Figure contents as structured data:
....................

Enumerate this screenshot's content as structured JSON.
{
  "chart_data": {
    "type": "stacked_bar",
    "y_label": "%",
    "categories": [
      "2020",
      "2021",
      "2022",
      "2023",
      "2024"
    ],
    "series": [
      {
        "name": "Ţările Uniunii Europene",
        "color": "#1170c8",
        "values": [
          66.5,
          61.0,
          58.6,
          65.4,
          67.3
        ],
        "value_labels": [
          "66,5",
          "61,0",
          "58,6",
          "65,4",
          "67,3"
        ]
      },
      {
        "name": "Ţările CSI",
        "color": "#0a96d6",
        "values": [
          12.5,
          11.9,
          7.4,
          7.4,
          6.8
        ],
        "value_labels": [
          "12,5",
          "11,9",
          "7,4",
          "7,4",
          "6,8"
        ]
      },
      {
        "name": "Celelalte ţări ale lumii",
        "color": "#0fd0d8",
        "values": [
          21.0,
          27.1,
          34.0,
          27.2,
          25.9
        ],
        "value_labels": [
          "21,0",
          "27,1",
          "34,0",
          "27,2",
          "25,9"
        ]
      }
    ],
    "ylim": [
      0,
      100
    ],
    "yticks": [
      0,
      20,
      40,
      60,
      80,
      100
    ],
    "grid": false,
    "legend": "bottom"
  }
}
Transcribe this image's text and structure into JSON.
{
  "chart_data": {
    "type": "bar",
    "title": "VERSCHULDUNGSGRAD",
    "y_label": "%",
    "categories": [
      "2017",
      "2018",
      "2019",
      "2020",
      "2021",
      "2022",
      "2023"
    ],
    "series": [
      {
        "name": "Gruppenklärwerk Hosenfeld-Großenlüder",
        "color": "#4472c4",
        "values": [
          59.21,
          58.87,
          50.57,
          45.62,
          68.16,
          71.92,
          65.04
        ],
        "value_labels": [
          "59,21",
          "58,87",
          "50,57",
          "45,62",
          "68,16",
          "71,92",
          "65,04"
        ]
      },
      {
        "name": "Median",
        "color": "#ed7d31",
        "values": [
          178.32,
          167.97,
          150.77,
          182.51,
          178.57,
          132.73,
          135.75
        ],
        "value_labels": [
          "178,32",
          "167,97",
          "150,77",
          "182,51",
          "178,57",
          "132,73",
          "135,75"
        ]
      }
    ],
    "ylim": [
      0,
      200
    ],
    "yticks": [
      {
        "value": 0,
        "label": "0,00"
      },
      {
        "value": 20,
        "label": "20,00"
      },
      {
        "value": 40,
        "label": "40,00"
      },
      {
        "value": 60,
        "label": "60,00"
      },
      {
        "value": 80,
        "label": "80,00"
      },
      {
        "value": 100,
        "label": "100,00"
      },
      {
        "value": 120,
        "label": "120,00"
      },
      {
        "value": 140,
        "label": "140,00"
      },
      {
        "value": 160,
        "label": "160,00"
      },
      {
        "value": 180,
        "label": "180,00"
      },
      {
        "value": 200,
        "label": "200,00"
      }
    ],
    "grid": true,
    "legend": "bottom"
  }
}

....................

**TASK TO COMPLETE:** Reproduce the material above exactly; please quote every line of it.

**OUTPUT:**
Enumerate this screenshot's content as structured JSON.
{
  "chart_data": {
    "type": "stacked_bar",
    "y_label": "%",
    "categories": [
      "2020",
      "2021",
      "2022",
      "2023",
      "2024"
    ],
    "series": [
      {
        "name": "Ţările Uniunii Europene",
        "color": "#1170c8",
        "values": [
          66.5,
          61.0,
          58.6,
          65.4,
          67.3
        ],
        "value_labels": [
          "66,5",
          "61,0",
          "58,6",
          "65,4",
          "67,3"
        ]
      },
      {
        "name": "Ţările CSI",
        "color": "#0a96d6",
        "values": [
          12.5,
          11.9,
          7.4,
          7.4,
          6.8
        ],
        "value_labels": [
          "12,5",
          "11,9",
          "7,4",
          "7,4",
          "6,8"
        ]
      },
      {
        "name": "Celelalte ţări ale lumii",
        "color": "#0fd0d8",
        "values": [
          21.0,
          27.1,
          34.0,
          27.2,
          25.9
        ],
        "value_labels": [
          "21,0",
          "27,1",
          "34,0",
          "27,2",
          "25,9"
        ]
      }
    ],
    "ylim": [
      0,
      100
    ],
    "yticks": [
      0,
      20,
      40,
      60,
      80,
      100
    ],
    "grid": false,
    "legend": "bottom"
  }
}
Transcribe this image's text and structure into JSON.
{
  "chart_data": {
    "type": "bar",
    "title": "VERSCHULDUNGSGRAD",
    "y_label": "%",
    "categories": [
      "2017",
      "2018",
      "2019",
      "2020",
      "2021",
      "2022",
      "2023"
    ],
    "series": [
      {
        "name": "Gruppenklärwerk Hosenfeld-Großenlüder",
        "color": "#4472c4",
        "values": [
          59.21,
          58.87,
          50.57,
          45.62,
          68.16,
          71.92,
          65.04
        ],
        "value_labels": [
          "59,21",
          "58,87",
          "50,57",
          "45,62",
          "68,16",
          "71,92",
          "65,04"
        ]
      },
      {
        "name": "Median",
        "color": "#ed7d31",
        "values": [
          178.32,
          167.97,
          150.77,
          182.51,
          178.57,
          132.73,
          135.75
        ],
        "value_labels": [
          "178,32",
          "167,97",
          "150,77",
          "182,51",
          "178,57",
          "132,73",
          "135,75"
        ]
      }
    ],
    "ylim": [
      0,
      200
    ],
    "yticks": [
      {
        "value": 0,
        "label": "0,00"
      },
      {
        "value": 20,
        "label": "20,00"
      },
      {
        "value": 40,
        "label": "40,00"
      },
      {
        "value": 60,
        "label": "60,00"
      },
      {
        "value": 80,
        "label": "80,00"
      },
      {
        "value": 100,
        "label": "100,00"
      },
      {
        "value": 120,
        "label": "120,00"
      },
      {
        "value": 140,
        "label": "140,00"
      },
      {
        "value": 160,
        "label": "160,00"
      },
      {
        "value": 180,
        "label": "180,00"
      },
      {
        "value": 200,
        "label": "200,00"
      }
    ],
    "grid": true,
    "legend": "bottom"
  }
}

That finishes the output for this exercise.